▶ MATERIAL SHOWN:

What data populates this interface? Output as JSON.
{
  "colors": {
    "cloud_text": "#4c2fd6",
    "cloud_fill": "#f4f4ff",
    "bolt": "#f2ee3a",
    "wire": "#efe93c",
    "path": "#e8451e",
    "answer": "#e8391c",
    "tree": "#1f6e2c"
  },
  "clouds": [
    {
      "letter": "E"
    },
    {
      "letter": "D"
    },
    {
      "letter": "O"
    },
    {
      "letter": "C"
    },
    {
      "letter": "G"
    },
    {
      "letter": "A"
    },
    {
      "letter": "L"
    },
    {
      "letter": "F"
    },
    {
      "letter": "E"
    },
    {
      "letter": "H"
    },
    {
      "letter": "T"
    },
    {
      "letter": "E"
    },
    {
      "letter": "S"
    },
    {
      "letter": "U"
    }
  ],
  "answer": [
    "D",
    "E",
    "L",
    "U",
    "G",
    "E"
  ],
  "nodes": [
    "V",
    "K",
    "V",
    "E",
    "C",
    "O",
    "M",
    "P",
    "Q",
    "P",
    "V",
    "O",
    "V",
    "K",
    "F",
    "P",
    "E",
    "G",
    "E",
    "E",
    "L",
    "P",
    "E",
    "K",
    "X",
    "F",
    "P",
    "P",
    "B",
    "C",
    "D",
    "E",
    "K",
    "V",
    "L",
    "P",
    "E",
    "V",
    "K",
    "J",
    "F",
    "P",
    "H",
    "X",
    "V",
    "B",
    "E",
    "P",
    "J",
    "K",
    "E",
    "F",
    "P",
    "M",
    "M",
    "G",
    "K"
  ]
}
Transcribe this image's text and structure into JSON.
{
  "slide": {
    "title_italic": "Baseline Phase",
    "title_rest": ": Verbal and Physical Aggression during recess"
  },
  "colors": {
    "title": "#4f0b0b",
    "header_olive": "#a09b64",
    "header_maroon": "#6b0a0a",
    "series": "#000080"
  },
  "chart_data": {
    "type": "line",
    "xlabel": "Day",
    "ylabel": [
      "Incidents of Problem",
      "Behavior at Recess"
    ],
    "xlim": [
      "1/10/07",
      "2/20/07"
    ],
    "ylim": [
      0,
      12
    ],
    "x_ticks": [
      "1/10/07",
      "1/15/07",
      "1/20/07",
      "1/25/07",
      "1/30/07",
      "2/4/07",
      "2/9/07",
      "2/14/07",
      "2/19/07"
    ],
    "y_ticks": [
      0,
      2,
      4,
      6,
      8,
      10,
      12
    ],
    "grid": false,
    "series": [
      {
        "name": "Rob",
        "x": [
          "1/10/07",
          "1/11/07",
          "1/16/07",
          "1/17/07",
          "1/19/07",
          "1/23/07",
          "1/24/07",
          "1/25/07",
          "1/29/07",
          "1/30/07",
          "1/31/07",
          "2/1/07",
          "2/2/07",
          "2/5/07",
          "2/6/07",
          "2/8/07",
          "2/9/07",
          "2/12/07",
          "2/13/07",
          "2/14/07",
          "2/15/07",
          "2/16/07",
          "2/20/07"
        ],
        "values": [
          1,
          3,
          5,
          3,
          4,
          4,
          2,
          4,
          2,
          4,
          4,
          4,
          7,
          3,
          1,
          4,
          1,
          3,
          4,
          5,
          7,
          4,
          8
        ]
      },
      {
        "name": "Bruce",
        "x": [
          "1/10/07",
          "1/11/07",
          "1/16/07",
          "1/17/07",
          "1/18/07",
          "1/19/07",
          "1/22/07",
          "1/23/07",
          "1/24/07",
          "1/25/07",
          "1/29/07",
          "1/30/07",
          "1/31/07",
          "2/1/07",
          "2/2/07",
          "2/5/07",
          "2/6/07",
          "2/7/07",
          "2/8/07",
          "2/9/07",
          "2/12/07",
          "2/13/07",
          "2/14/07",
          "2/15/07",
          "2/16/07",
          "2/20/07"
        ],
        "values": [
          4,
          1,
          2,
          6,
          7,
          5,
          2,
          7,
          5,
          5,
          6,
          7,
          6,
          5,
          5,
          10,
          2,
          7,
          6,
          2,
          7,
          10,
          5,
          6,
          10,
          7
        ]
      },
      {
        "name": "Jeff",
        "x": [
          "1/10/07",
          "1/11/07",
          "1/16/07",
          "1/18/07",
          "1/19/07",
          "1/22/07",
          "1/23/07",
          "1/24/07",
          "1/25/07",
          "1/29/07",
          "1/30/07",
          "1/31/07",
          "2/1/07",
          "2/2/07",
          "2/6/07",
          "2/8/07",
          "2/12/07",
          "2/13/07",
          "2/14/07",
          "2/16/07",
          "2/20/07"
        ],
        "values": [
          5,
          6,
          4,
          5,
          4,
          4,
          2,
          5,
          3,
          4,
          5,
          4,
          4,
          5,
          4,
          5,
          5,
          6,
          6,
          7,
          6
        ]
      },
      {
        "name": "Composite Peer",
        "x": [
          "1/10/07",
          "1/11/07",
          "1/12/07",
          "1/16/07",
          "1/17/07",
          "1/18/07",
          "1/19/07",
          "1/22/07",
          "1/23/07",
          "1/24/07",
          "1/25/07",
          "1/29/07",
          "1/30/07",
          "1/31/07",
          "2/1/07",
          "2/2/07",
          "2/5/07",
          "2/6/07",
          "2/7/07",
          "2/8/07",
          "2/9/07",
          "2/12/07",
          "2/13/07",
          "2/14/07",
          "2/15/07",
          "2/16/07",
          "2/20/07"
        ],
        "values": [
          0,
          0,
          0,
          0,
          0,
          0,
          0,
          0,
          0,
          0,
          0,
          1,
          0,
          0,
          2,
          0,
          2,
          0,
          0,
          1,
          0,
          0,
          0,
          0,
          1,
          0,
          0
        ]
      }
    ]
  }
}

* * *

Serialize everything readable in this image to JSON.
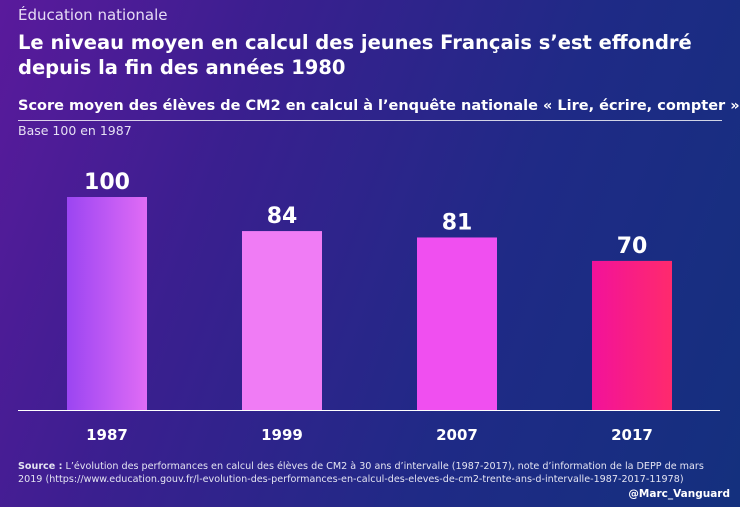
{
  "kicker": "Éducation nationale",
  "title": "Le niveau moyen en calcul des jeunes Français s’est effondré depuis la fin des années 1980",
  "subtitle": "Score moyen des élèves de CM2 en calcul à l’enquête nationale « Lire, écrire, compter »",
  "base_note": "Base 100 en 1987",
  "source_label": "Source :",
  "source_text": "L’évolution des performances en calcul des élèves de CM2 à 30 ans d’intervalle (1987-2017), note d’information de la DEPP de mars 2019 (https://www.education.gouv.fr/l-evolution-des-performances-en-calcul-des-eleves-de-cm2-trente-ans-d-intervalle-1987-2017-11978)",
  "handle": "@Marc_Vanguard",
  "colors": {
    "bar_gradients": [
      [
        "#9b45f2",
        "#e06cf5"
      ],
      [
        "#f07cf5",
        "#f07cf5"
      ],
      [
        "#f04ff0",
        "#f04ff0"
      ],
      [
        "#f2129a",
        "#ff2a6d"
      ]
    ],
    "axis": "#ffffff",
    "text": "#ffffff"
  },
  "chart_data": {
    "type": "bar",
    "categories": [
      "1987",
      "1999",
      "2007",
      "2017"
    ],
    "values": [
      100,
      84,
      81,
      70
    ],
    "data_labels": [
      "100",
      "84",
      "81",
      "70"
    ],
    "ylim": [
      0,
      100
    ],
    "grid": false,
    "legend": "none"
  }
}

▶ GIVEN INSTRUCTION:
Going through the records above, state how many lines carry "name", with no other text.

▶ WORKED SOLUTION:
4